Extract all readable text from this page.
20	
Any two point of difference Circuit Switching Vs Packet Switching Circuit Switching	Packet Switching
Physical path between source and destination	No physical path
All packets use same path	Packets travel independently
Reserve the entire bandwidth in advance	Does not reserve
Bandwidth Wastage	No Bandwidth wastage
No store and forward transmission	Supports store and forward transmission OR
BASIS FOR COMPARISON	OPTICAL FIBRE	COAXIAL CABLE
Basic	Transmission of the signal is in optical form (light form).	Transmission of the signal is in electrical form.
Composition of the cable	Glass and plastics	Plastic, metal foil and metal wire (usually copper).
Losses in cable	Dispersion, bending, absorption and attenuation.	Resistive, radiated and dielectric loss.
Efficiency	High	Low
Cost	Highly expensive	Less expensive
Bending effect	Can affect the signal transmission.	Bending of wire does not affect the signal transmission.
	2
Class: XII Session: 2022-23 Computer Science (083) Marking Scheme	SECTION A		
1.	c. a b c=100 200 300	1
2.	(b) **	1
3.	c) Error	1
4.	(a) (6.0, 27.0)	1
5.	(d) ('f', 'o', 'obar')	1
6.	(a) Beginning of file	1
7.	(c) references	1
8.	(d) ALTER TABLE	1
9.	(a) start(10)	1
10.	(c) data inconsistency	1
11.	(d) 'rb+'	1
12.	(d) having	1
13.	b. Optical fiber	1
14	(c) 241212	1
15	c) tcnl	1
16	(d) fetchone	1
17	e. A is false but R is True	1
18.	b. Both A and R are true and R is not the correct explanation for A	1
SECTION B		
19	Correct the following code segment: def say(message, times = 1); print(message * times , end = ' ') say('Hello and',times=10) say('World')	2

◆ ◆ ◆

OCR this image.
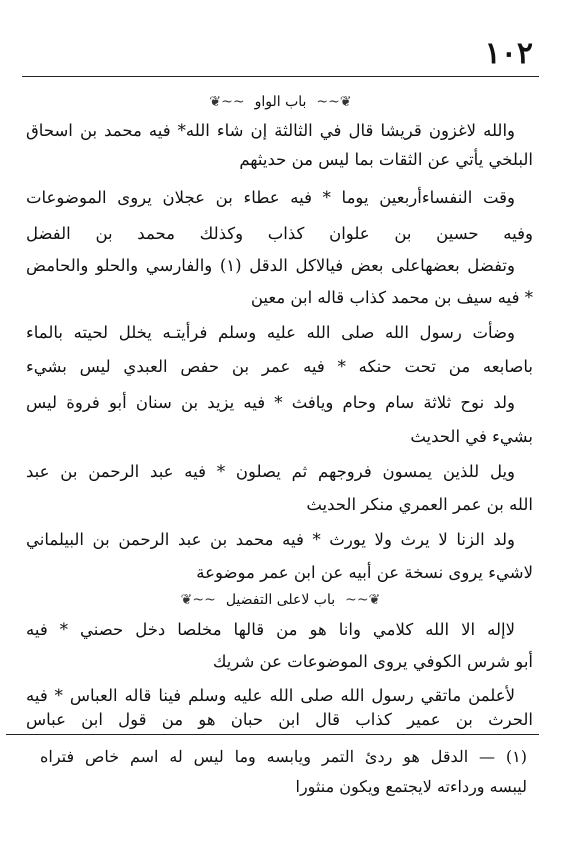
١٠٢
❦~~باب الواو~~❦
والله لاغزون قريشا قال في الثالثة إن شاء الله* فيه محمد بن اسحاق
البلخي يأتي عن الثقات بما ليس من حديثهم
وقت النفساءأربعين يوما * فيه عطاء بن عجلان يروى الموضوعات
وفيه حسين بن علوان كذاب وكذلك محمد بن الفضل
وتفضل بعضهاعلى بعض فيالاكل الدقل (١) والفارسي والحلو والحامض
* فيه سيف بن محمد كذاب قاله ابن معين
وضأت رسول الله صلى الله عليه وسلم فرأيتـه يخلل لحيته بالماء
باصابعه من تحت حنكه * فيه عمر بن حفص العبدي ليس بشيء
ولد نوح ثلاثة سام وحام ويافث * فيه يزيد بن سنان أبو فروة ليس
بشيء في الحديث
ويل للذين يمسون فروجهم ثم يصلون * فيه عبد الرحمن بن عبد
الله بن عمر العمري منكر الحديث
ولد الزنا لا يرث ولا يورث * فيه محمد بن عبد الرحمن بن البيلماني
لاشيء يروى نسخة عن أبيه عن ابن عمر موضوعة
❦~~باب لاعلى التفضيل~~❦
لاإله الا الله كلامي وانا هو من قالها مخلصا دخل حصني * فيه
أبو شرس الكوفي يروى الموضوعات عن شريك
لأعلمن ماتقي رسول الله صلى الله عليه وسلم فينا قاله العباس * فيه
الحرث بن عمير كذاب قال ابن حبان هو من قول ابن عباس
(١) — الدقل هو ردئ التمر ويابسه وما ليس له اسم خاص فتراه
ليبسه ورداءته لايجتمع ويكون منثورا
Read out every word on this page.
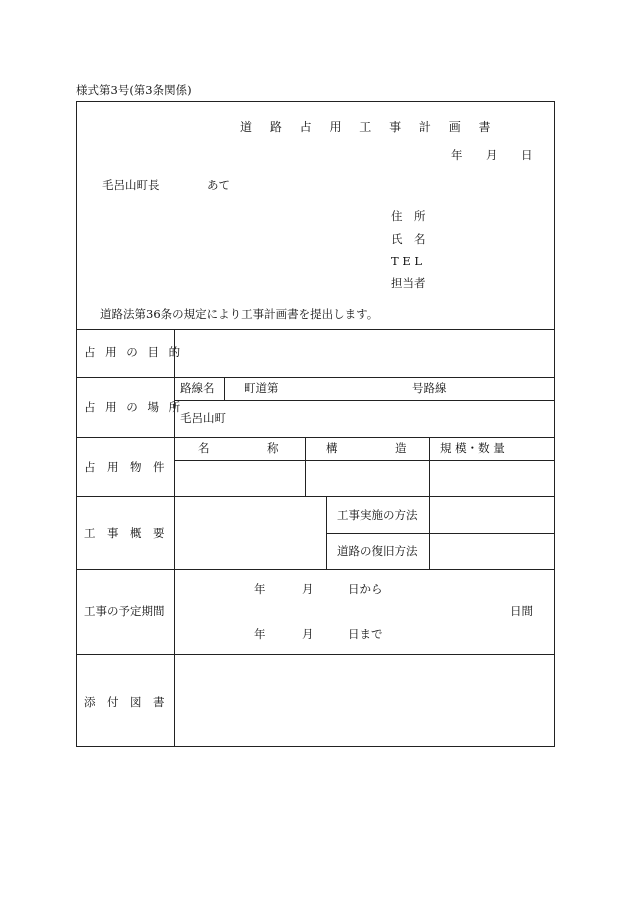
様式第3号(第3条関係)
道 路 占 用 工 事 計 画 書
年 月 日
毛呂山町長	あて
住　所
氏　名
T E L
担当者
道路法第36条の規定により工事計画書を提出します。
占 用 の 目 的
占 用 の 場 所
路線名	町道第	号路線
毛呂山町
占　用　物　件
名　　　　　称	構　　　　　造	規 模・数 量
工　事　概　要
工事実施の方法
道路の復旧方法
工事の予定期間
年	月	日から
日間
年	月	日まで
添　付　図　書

◆ ◆ ◆

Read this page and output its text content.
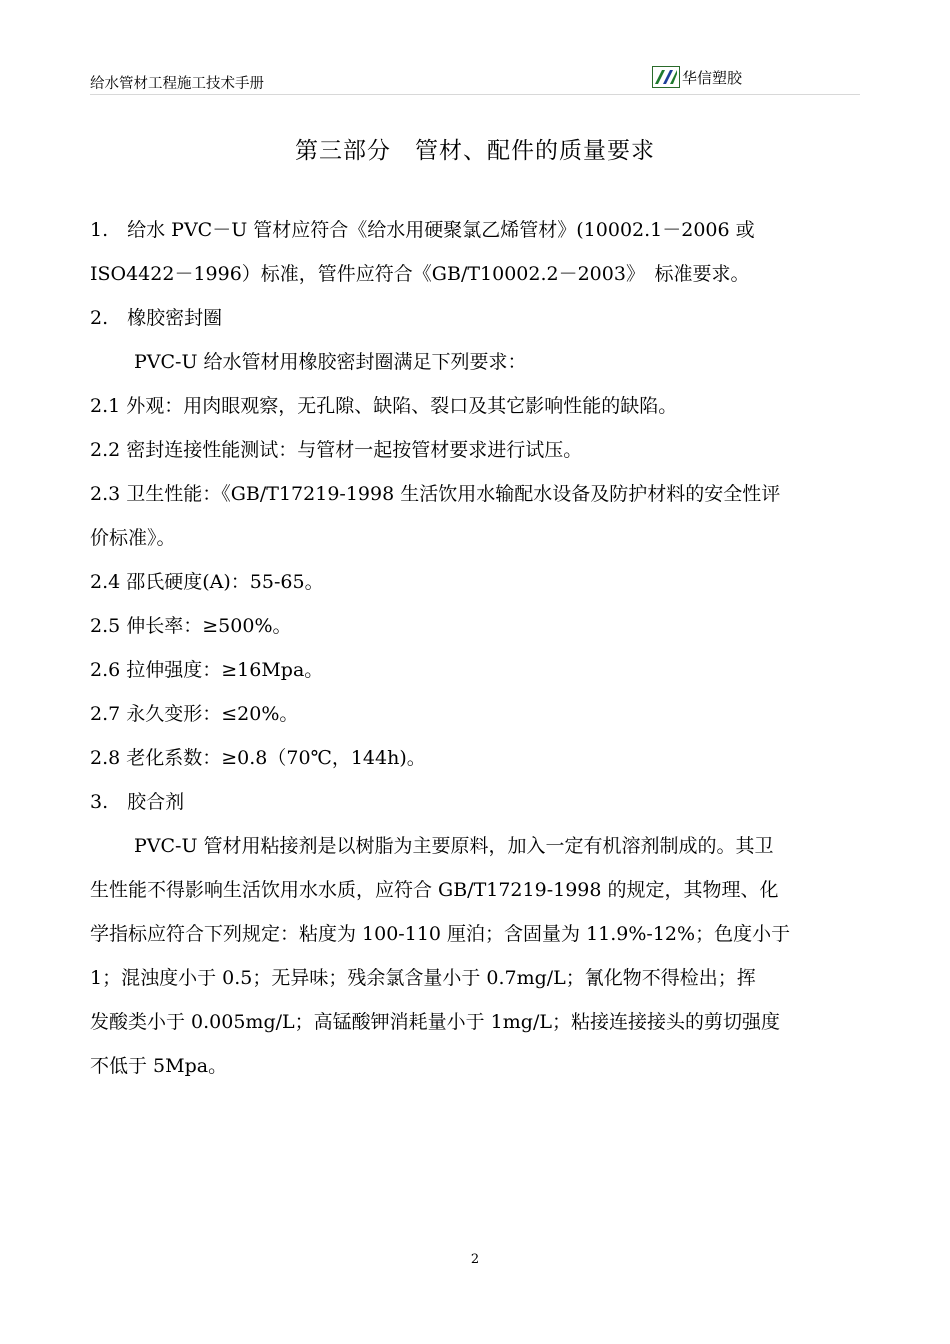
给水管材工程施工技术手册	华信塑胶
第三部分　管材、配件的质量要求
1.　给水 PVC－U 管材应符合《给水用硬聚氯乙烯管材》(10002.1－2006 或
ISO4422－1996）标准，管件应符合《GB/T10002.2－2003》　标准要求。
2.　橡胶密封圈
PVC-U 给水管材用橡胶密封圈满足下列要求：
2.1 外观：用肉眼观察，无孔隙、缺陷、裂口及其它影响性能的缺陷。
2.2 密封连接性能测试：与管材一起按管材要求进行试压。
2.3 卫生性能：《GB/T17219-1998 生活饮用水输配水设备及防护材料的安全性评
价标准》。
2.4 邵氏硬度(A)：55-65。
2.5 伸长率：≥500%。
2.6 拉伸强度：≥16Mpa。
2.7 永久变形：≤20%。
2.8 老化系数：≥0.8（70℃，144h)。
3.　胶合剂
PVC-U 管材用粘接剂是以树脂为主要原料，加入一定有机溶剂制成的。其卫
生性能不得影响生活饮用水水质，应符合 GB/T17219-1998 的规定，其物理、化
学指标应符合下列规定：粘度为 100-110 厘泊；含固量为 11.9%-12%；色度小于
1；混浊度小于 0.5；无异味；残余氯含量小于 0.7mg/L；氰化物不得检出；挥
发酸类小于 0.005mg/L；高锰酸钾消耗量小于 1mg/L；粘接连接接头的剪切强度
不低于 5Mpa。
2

◆ ◆ ◆

Across the entries, how many lines hold the word "SECTION"? Say only the number.

2